Figure contents as structured data
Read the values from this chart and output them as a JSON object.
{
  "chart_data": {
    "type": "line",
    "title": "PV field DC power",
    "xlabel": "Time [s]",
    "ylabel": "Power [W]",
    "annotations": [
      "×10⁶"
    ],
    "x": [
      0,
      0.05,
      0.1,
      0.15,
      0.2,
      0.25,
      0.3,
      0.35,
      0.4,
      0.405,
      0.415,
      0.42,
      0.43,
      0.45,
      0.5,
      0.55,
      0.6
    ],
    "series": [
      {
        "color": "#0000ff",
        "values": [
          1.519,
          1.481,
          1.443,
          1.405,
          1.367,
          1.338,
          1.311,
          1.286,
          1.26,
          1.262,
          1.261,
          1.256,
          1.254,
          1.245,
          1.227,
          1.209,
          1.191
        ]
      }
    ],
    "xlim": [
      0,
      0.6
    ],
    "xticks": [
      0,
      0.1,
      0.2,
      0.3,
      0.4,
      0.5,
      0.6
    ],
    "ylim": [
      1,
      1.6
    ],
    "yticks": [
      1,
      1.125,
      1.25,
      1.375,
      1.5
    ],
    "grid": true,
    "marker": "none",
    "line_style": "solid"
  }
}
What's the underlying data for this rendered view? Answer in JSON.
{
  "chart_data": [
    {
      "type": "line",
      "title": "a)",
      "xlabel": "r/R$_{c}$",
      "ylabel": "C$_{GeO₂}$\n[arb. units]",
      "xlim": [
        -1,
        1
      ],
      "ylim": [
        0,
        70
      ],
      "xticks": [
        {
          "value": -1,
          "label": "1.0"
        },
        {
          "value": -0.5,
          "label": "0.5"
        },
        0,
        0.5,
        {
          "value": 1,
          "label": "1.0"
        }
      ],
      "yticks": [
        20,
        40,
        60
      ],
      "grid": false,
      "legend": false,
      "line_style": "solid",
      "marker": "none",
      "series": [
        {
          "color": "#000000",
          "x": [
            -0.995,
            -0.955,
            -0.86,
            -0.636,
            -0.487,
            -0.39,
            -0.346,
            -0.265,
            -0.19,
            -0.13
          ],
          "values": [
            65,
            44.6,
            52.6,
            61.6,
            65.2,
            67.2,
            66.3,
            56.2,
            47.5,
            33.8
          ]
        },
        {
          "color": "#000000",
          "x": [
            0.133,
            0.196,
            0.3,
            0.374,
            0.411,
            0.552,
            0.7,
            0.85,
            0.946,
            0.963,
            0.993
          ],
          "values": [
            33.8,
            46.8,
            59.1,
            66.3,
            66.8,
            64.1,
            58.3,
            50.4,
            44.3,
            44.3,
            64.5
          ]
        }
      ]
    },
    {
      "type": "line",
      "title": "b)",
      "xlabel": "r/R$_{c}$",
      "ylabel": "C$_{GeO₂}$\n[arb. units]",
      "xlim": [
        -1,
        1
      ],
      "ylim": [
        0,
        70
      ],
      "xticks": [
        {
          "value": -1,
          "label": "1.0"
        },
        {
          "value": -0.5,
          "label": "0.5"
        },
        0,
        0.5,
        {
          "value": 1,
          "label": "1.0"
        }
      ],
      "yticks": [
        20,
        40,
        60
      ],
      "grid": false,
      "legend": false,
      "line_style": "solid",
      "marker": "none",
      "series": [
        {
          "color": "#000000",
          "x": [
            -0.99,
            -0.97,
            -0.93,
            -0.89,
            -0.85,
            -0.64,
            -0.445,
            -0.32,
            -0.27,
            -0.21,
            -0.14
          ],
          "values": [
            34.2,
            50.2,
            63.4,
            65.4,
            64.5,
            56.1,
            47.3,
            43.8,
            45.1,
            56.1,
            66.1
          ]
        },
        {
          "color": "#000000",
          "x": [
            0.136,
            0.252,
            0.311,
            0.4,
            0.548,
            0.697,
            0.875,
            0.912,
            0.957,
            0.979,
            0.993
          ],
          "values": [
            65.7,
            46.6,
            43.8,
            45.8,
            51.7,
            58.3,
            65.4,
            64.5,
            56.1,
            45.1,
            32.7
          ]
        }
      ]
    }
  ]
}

> Directions for this task
Emit the full listing verbatim.

> Result for this exercise
Read the values from this chart and output them as a JSON object.
{
  "chart_data": {
    "type": "line",
    "title": "PV field DC power",
    "xlabel": "Time [s]",
    "ylabel": "Power [W]",
    "annotations": [
      "×10⁶"
    ],
    "x": [
      0,
      0.05,
      0.1,
      0.15,
      0.2,
      0.25,
      0.3,
      0.35,
      0.4,
      0.405,
      0.415,
      0.42,
      0.43,
      0.45,
      0.5,
      0.55,
      0.6
    ],
    "series": [
      {
        "color": "#0000ff",
        "values": [
          1.519,
          1.481,
          1.443,
          1.405,
          1.367,
          1.338,
          1.311,
          1.286,
          1.26,
          1.262,
          1.261,
          1.256,
          1.254,
          1.245,
          1.227,
          1.209,
          1.191
        ]
      }
    ],
    "xlim": [
      0,
      0.6
    ],
    "xticks": [
      0,
      0.1,
      0.2,
      0.3,
      0.4,
      0.5,
      0.6
    ],
    "ylim": [
      1,
      1.6
    ],
    "yticks": [
      1,
      1.125,
      1.25,
      1.375,
      1.5
    ],
    "grid": true,
    "marker": "none",
    "line_style": "solid"
  }
}
What's the underlying data for this rendered view? Answer in JSON.
{
  "chart_data": [
    {
      "type": "line",
      "title": "a)",
      "xlabel": "r/R$_{c}$",
      "ylabel": "C$_{GeO₂}$\n[arb. units]",
      "xlim": [
        -1,
        1
      ],
      "ylim": [
        0,
        70
      ],
      "xticks": [
        {
          "value": -1,
          "label": "1.0"
        },
        {
          "value": -0.5,
          "label": "0.5"
        },
        0,
        0.5,
        {
          "value": 1,
          "label": "1.0"
        }
      ],
      "yticks": [
        20,
        40,
        60
      ],
      "grid": false,
      "legend": false,
      "line_style": "solid",
      "marker": "none",
      "series": [
        {
          "color": "#000000",
          "x": [
            -0.995,
            -0.955,
            -0.86,
            -0.636,
            -0.487,
            -0.39,
            -0.346,
            -0.265,
            -0.19,
            -0.13
          ],
          "values": [
            65,
            44.6,
            52.6,
            61.6,
            65.2,
            67.2,
            66.3,
            56.2,
            47.5,
            33.8
          ]
        },
        {
          "color": "#000000",
          "x": [
            0.133,
            0.196,
            0.3,
            0.374,
            0.411,
            0.552,
            0.7,
            0.85,
            0.946,
            0.963,
            0.993
          ],
          "values": [
            33.8,
            46.8,
            59.1,
            66.3,
            66.8,
            64.1,
            58.3,
            50.4,
            44.3,
            44.3,
            64.5
          ]
        }
      ]
    },
    {
      "type": "line",
      "title": "b)",
      "xlabel": "r/R$_{c}$",
      "ylabel": "C$_{GeO₂}$\n[arb. units]",
      "xlim": [
        -1,
        1
      ],
      "ylim": [
        0,
        70
      ],
      "xticks": [
        {
          "value": -1,
          "label": "1.0"
        },
        {
          "value": -0.5,
          "label": "0.5"
        },
        0,
        0.5,
        {
          "value": 1,
          "label": "1.0"
        }
      ],
      "yticks": [
        20,
        40,
        60
      ],
      "grid": false,
      "legend": false,
      "line_style": "solid",
      "marker": "none",
      "series": [
        {
          "color": "#000000",
          "x": [
            -0.99,
            -0.97,
            -0.93,
            -0.89,
            -0.85,
            -0.64,
            -0.445,
            -0.32,
            -0.27,
            -0.21,
            -0.14
          ],
          "values": [
            34.2,
            50.2,
            63.4,
            65.4,
            64.5,
            56.1,
            47.3,
            43.8,
            45.1,
            56.1,
            66.1
          ]
        },
        {
          "color": "#000000",
          "x": [
            0.136,
            0.252,
            0.311,
            0.4,
            0.548,
            0.697,
            0.875,
            0.912,
            0.957,
            0.979,
            0.993
          ],
          "values": [
            65.7,
            46.6,
            43.8,
            45.8,
            51.7,
            58.3,
            65.4,
            64.5,
            56.1,
            45.1,
            32.7
          ]
        }
      ]
    }
  ]
}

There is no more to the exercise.